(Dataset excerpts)
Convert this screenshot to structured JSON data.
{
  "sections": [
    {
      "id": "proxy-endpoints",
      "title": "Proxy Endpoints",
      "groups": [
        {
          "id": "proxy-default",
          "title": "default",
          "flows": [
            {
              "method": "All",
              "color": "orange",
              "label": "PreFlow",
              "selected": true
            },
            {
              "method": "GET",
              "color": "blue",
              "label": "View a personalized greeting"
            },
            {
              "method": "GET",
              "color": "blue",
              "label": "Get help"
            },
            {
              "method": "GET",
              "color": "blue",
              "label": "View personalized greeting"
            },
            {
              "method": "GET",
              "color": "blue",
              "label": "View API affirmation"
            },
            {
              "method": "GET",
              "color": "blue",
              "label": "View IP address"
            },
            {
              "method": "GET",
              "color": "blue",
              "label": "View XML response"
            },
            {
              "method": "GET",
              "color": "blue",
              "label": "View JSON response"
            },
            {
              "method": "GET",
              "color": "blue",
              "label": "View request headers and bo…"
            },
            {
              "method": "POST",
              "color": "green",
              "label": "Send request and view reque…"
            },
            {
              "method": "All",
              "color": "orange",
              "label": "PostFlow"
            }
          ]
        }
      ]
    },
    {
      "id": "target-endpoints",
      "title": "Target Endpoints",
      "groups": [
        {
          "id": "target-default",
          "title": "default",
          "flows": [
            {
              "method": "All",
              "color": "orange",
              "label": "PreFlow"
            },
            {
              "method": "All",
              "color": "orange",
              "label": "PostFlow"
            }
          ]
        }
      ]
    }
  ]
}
--
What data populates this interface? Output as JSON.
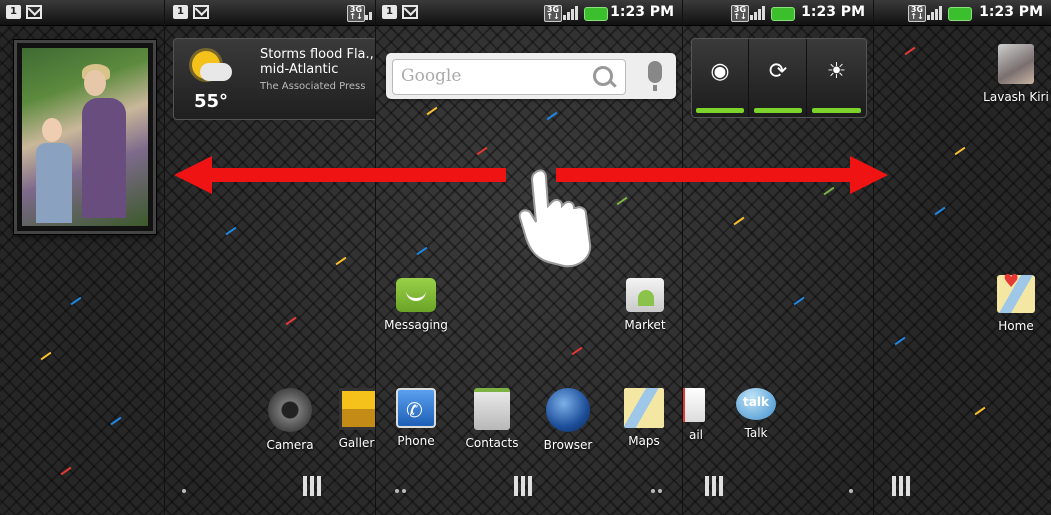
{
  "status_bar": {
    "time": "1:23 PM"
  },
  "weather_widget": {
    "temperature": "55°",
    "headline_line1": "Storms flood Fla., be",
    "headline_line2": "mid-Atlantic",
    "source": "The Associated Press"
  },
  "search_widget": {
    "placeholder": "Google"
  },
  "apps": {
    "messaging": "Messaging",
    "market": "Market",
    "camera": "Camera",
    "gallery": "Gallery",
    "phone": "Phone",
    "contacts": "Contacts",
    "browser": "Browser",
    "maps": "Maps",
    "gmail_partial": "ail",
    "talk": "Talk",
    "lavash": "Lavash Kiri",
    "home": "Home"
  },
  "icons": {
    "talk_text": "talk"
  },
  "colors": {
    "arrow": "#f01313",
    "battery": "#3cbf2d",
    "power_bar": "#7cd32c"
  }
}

[AIM OF THE EXERCISE] Show all lines from the data above in which the word "this" appears.

[REPLY]
Convert this screenshot to structured JSON data.
What data populates this interface? Output as JSON.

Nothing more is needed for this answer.